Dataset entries
────────────────────

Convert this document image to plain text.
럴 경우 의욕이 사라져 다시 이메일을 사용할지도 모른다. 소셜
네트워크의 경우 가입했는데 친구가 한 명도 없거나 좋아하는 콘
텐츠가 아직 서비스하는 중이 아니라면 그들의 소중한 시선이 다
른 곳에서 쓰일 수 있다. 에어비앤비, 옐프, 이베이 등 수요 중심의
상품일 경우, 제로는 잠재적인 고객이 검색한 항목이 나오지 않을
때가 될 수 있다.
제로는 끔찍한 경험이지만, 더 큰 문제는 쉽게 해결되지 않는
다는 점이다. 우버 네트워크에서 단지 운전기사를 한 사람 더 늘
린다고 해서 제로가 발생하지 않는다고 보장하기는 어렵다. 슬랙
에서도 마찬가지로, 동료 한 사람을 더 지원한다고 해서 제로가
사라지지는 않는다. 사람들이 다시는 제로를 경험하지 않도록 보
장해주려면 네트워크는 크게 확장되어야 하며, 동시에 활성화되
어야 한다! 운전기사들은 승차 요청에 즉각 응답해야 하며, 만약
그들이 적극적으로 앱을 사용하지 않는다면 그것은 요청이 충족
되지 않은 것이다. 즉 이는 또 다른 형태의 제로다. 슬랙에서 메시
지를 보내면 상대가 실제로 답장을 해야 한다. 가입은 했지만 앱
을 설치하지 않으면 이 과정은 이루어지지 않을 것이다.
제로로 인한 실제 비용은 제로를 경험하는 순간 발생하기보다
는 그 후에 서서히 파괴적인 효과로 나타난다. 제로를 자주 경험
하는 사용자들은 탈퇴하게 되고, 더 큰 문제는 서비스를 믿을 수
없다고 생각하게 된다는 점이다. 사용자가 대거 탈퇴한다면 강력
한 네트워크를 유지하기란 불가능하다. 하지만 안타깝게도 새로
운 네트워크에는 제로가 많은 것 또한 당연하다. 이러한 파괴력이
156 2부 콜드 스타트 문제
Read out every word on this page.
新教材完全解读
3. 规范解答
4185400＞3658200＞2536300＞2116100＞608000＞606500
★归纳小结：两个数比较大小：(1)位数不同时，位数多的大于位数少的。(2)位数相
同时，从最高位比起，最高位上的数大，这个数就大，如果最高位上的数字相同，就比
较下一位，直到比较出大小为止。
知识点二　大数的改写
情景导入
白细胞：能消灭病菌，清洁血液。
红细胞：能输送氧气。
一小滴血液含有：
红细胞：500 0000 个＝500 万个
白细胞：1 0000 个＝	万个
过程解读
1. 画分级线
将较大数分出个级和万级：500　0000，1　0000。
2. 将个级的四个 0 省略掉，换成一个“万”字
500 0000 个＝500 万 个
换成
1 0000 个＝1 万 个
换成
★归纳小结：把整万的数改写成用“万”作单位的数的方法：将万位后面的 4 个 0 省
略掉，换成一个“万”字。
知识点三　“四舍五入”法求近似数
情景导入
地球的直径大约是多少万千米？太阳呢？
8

────────────────────

▶ _STATED TASK_
Output every entry shown above, exactly.

▶ _TASK ANSWER_
Convert this document image to plain text.
럴 경우 의욕이 사라져 다시 이메일을 사용할지도 모른다. 소셜
네트워크의 경우 가입했는데 친구가 한 명도 없거나 좋아하는 콘
텐츠가 아직 서비스하는 중이 아니라면 그들의 소중한 시선이 다
른 곳에서 쓰일 수 있다. 에어비앤비, 옐프, 이베이 등 수요 중심의
상품일 경우, 제로는 잠재적인 고객이 검색한 항목이 나오지 않을
때가 될 수 있다.
제로는 끔찍한 경험이지만, 더 큰 문제는 쉽게 해결되지 않는
다는 점이다. 우버 네트워크에서 단지 운전기사를 한 사람 더 늘
린다고 해서 제로가 발생하지 않는다고 보장하기는 어렵다. 슬랙
에서도 마찬가지로, 동료 한 사람을 더 지원한다고 해서 제로가
사라지지는 않는다. 사람들이 다시는 제로를 경험하지 않도록 보
장해주려면 네트워크는 크게 확장되어야 하며, 동시에 활성화되
어야 한다! 운전기사들은 승차 요청에 즉각 응답해야 하며, 만약
그들이 적극적으로 앱을 사용하지 않는다면 그것은 요청이 충족
되지 않은 것이다. 즉 이는 또 다른 형태의 제로다. 슬랙에서 메시
지를 보내면 상대가 실제로 답장을 해야 한다. 가입은 했지만 앱
을 설치하지 않으면 이 과정은 이루어지지 않을 것이다.
제로로 인한 실제 비용은 제로를 경험하는 순간 발생하기보다
는 그 후에 서서히 파괴적인 효과로 나타난다. 제로를 자주 경험
하는 사용자들은 탈퇴하게 되고, 더 큰 문제는 서비스를 믿을 수
없다고 생각하게 된다는 점이다. 사용자가 대거 탈퇴한다면 강력
한 네트워크를 유지하기란 불가능하다. 하지만 안타깝게도 새로
운 네트워크에는 제로가 많은 것 또한 당연하다. 이러한 파괴력이
156 2부 콜드 스타트 문제
Read out every word on this page.
新教材完全解读
3. 规范解答
4185400＞3658200＞2536300＞2116100＞608000＞606500
★归纳小结：两个数比较大小：(1)位数不同时，位数多的大于位数少的。(2)位数相
同时，从最高位比起，最高位上的数大，这个数就大，如果最高位上的数字相同，就比
较下一位，直到比较出大小为止。
知识点二　大数的改写
情景导入
白细胞：能消灭病菌，清洁血液。
红细胞：能输送氧气。
一小滴血液含有：
红细胞：500 0000 个＝500 万个
白细胞：1 0000 个＝	万个
过程解读
1. 画分级线
将较大数分出个级和万级：500　0000，1　0000。
2. 将个级的四个 0 省略掉，换成一个“万”字
500 0000 个＝500 万 个
换成
1 0000 个＝1 万 个
换成
★归纳小结：把整万的数改写成用“万”作单位的数的方法：将万位后面的 4 个 0 省
略掉，换成一个“万”字。
知识点三　“四舍五入”法求近似数
情景导入
地球的直径大约是多少万千米？太阳呢？
8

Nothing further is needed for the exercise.